## [Passage to read]
After completing an ABC repair, you should perform a level calibration under “Actuations” with your SDS to match the vehicle to the new components you have installed. This improves ride quality and helps determine if there are any other problems with the system.

ABC prevents the suspension from unsettling the vehicle or bottoming out if the driver goes over a large bump in the middle of a turn. All of the sensors mentioned are of the three-wire type with a five-volt reference, signal wire, and ground, all connected to the control unit. The body acceleration sensors have to be able to react differently in each situation. The signal voltage is close to 2.5 volts with the vehicle level and standing still, or while driving straight down the road at a steady speed. Under acceleration and deceleration, the longitudinal acceleration sensor will either increase or decrease its voltage from 2.5 volts. If you turn the steering wheel hard enough to the left, right and rear body acceleration sensors will also deviate from the 2.5 volt static position. You can monitor these voltages while someone else drives the vehicle, or you can observe these reading with your SDS.

Some of the functions of the ABC system can be adjusted manually. To improve the center of gravity at higher speeds, the ABC control unit automatically lowers the vehicle, but the driver has some control of the ride height via a switch on the control panel in case he or she wants to raise the car when entering a steep driveway, for example. On the 230 chassis, there is also a sport setting for stiffer damping.

## [Dataset entries]
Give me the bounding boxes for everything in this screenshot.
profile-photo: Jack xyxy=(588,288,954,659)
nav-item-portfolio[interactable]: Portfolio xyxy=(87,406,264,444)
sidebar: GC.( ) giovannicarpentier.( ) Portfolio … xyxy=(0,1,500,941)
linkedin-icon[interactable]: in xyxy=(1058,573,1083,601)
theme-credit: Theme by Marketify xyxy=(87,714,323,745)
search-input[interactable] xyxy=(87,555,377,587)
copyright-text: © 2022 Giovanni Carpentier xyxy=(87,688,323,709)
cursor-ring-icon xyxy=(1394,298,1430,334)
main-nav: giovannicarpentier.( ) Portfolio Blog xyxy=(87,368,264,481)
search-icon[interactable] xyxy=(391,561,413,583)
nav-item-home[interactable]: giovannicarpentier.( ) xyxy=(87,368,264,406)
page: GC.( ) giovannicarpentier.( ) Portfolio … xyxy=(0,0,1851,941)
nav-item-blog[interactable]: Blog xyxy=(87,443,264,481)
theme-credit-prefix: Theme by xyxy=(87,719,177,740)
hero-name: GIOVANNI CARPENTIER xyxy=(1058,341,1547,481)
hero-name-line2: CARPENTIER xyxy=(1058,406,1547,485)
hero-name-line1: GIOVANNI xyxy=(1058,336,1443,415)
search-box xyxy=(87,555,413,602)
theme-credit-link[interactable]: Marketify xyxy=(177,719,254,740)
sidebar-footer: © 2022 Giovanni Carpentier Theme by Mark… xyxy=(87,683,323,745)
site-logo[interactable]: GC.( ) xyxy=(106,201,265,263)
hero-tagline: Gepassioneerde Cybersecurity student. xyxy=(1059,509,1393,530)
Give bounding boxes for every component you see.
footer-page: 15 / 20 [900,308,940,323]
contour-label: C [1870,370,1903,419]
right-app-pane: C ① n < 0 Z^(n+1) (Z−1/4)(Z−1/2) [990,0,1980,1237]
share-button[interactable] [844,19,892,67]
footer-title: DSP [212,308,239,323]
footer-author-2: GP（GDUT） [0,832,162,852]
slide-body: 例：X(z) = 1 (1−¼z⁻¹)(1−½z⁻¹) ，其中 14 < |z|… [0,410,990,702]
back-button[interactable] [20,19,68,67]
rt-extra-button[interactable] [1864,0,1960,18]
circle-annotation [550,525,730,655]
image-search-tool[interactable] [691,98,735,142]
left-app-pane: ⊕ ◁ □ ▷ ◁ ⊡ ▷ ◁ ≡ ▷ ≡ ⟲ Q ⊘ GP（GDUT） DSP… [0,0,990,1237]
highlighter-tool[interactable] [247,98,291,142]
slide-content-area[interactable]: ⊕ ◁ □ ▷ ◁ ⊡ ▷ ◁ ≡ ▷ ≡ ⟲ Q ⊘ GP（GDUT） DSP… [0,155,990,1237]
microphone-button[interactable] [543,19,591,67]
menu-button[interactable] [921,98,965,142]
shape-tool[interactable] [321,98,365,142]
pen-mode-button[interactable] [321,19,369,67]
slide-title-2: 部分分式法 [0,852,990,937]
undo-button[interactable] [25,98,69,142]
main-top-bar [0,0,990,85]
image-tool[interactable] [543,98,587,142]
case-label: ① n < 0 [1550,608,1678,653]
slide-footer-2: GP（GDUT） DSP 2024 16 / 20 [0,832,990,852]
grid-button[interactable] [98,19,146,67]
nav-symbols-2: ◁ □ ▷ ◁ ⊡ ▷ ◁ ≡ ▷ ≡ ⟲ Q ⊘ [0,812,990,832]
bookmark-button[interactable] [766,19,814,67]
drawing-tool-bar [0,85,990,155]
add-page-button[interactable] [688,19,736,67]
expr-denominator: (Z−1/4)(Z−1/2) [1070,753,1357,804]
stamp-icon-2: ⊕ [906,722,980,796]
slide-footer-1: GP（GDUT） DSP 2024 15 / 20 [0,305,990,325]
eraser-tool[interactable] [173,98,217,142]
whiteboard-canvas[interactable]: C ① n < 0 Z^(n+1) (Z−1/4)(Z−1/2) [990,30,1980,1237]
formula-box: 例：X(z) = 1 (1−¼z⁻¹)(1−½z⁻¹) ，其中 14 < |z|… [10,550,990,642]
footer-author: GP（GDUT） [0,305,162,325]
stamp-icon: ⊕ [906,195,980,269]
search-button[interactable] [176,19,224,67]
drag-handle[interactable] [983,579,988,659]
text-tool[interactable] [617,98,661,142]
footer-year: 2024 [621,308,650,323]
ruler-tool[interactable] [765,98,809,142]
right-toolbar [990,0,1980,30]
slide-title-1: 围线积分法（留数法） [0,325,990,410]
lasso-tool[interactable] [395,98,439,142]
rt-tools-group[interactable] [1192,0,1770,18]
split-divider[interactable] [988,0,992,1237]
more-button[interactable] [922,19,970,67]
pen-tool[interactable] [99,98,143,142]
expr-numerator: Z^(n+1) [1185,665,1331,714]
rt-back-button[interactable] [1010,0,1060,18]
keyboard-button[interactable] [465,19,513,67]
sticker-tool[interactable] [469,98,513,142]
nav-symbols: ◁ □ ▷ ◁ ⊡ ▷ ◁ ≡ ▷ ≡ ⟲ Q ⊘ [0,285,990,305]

## [Work to be completed]
From the ABC suspension text above, write out the part from "Some of the" to "for stiffer damping." word for word.

## [Task output]
Some of the functions of the ABC system can be adjusted manually. To improve the center of gravity at higher speeds, the ABC control unit automatically lowers the vehicle, but the driver has some control of the ride height via a switch on the control panel in case he or she wants to raise the car when entering a steep driveway, for example. On the 230 chassis, there is also a sport setting for stiffer damping.